__PROBLEM TO SOLVE__: Go through the material and tally the lines containing the string "Depth". Give the total alone.

============

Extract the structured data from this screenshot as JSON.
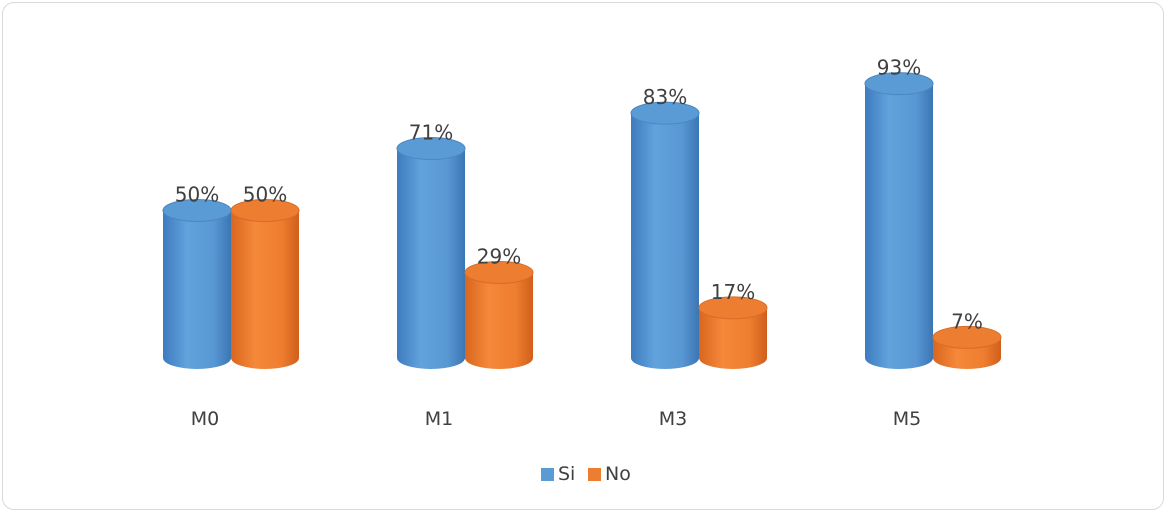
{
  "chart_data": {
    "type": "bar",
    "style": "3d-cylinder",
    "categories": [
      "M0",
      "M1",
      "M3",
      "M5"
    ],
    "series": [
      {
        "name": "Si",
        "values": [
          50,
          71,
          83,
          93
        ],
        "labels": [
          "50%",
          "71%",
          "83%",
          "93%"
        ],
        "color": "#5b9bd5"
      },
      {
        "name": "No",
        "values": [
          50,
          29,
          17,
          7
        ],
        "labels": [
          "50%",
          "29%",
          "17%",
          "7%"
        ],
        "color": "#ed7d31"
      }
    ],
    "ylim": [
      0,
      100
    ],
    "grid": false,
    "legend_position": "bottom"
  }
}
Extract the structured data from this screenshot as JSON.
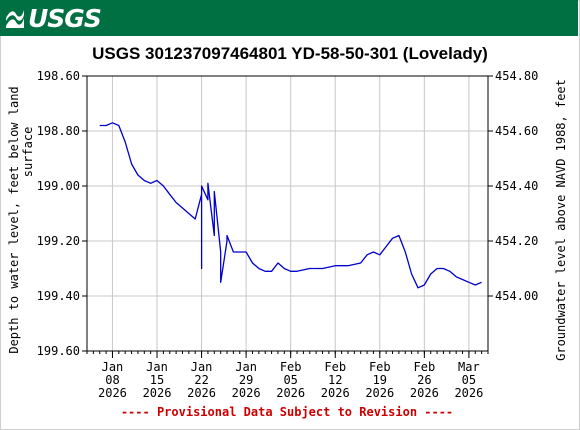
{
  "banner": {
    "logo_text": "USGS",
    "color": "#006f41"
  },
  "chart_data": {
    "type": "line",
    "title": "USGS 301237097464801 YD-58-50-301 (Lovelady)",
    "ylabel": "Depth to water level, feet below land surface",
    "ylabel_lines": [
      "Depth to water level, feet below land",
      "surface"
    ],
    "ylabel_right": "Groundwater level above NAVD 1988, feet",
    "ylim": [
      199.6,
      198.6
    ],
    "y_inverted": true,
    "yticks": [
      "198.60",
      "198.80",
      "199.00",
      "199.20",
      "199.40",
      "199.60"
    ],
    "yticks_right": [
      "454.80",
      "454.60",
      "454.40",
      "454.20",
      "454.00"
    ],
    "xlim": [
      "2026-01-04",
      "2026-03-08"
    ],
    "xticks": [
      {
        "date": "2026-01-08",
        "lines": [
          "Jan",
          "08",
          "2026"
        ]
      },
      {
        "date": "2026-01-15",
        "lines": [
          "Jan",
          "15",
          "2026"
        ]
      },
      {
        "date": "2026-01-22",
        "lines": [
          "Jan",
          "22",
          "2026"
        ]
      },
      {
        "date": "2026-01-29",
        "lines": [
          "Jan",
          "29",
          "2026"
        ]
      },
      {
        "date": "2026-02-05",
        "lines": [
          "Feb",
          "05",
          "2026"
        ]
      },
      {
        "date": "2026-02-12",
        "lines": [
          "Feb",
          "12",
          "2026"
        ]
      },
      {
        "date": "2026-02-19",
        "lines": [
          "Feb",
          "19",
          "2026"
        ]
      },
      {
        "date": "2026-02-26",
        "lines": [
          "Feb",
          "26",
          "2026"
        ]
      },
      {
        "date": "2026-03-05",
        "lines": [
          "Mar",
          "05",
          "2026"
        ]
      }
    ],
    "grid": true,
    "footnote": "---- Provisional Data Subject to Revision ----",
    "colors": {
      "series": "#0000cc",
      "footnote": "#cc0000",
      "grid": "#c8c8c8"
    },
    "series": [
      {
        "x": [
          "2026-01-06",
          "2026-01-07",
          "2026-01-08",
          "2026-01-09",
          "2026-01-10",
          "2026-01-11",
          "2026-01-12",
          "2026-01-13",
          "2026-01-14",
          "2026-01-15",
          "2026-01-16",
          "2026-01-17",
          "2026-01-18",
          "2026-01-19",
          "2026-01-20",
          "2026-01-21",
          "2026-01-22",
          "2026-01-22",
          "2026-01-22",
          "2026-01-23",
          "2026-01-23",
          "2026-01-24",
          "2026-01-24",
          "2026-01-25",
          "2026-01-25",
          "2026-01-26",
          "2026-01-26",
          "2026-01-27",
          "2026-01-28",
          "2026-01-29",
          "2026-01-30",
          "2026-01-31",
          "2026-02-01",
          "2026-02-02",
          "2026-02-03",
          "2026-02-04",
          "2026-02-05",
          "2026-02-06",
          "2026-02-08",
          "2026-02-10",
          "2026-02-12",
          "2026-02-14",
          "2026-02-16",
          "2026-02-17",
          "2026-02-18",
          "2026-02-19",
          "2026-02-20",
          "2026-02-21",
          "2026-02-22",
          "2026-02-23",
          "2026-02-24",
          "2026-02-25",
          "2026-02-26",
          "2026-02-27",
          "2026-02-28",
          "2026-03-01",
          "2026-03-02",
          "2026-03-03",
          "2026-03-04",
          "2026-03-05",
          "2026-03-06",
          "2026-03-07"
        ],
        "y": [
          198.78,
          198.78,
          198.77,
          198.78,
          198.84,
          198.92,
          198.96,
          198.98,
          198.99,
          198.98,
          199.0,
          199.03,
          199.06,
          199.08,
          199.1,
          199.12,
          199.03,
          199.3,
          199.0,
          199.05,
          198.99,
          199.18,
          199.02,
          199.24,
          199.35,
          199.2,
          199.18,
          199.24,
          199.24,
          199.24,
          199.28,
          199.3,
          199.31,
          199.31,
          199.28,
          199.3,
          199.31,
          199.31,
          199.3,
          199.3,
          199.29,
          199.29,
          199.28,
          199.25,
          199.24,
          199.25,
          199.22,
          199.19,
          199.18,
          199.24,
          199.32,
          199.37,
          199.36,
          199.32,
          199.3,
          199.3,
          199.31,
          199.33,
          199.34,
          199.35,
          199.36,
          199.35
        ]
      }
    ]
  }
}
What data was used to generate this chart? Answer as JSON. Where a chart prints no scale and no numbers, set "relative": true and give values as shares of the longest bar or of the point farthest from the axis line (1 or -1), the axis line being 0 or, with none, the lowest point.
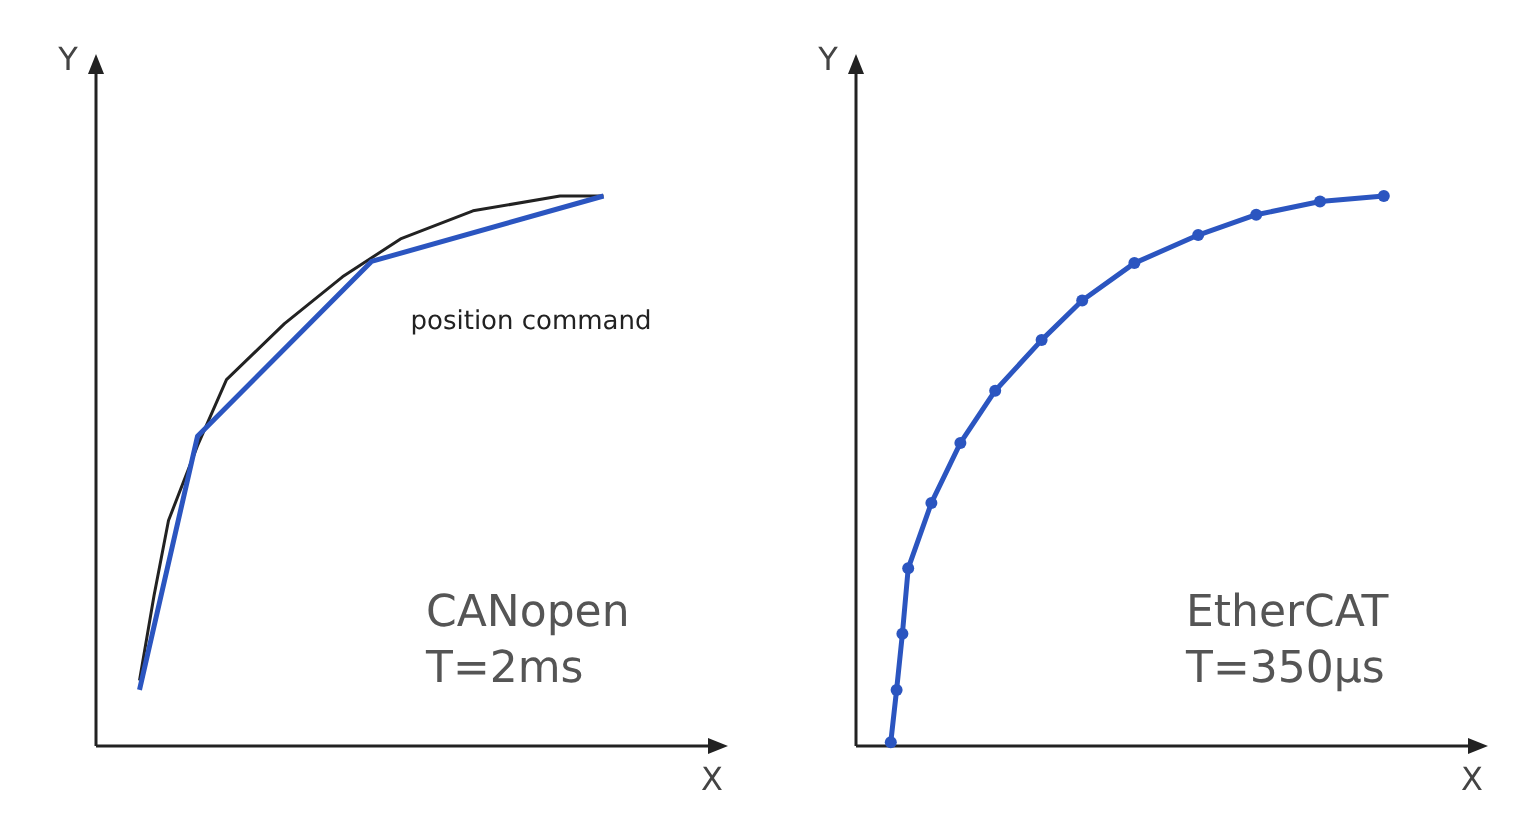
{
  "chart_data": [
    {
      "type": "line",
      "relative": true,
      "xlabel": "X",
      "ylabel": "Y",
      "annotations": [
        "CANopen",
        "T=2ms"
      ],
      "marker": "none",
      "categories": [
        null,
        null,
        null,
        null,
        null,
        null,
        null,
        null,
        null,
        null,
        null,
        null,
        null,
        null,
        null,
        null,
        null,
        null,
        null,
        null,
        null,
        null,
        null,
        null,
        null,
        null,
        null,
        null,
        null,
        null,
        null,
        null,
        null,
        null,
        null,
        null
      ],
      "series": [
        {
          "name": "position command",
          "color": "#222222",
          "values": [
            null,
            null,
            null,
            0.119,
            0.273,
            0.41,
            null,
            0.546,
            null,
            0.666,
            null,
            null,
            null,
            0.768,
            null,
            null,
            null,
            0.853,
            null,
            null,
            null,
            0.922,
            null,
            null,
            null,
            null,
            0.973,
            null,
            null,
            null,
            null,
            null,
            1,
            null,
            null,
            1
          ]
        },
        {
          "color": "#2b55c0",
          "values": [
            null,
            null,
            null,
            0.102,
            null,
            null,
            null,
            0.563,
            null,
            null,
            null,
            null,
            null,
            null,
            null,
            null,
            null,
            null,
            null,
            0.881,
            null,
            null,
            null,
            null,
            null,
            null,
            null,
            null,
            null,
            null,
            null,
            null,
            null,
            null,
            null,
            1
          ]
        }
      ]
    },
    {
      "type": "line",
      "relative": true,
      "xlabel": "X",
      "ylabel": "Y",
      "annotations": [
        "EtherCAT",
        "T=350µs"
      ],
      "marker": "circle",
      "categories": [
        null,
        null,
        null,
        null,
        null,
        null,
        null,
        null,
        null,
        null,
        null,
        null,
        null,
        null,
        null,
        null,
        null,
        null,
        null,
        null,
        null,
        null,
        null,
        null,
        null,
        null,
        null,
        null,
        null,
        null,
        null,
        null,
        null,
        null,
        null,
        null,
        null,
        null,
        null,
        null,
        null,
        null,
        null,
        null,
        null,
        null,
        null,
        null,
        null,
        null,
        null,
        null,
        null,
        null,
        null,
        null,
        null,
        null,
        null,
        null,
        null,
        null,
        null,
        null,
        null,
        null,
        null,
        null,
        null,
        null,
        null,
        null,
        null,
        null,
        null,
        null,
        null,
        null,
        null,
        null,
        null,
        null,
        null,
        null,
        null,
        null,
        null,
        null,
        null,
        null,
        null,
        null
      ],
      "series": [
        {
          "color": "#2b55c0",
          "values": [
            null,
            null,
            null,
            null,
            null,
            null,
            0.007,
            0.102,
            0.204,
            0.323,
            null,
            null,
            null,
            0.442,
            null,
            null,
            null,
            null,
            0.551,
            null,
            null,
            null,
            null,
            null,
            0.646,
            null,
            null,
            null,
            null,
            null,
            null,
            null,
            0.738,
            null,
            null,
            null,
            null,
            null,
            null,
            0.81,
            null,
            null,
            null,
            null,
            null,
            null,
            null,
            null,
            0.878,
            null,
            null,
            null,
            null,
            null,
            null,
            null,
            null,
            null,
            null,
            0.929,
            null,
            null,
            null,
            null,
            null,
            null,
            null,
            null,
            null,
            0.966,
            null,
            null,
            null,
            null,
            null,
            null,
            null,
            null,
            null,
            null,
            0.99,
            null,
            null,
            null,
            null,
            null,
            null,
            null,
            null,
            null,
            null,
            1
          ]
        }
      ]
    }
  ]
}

============

__ANSWER IN FULL__: 2